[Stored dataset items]
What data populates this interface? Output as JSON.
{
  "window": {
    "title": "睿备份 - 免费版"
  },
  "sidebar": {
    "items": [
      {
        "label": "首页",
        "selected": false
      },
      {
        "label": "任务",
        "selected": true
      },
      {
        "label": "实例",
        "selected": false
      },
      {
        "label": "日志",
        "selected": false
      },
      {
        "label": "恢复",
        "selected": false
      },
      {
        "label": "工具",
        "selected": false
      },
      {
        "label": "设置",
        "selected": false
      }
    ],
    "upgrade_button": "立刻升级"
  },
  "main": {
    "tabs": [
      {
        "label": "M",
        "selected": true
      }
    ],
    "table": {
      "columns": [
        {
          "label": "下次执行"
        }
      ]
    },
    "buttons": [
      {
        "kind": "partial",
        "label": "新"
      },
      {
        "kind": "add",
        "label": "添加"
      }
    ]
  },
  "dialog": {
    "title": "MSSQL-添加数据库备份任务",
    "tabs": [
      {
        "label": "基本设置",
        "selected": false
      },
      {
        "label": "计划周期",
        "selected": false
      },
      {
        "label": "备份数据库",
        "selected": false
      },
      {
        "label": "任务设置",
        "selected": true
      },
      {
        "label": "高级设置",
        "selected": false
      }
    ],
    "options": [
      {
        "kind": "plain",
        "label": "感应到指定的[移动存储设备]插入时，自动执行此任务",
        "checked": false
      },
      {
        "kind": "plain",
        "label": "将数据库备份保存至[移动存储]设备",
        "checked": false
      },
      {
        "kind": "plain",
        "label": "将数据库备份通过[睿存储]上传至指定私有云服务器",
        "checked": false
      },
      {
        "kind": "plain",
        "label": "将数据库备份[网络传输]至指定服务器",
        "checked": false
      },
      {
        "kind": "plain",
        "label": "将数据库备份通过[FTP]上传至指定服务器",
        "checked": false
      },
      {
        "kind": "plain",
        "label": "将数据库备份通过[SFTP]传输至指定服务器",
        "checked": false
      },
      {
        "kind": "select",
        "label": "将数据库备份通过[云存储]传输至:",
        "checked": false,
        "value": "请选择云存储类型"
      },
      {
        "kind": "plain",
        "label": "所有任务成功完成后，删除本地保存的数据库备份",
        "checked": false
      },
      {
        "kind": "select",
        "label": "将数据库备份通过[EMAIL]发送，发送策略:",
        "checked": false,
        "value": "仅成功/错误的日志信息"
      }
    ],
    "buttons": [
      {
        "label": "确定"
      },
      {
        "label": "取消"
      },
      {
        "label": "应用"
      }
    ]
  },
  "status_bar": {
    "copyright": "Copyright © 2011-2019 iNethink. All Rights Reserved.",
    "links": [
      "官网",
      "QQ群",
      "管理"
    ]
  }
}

The task: Copy each line of the entries that includes the word "将数据库备份通过".

Solution to this task:
        "label": "将数据库备份通过[睿存储]上传至指定私有云服务器",
        "label": "将数据库备份通过[FTP]上传至指定服务器",
        "label": "将数据库备份通过[SFTP]传输至指定服务器",
        "label": "将数据库备份通过[云存储]传输至:",
        "label": "将数据库备份通过[EMAIL]发送，发送策略:",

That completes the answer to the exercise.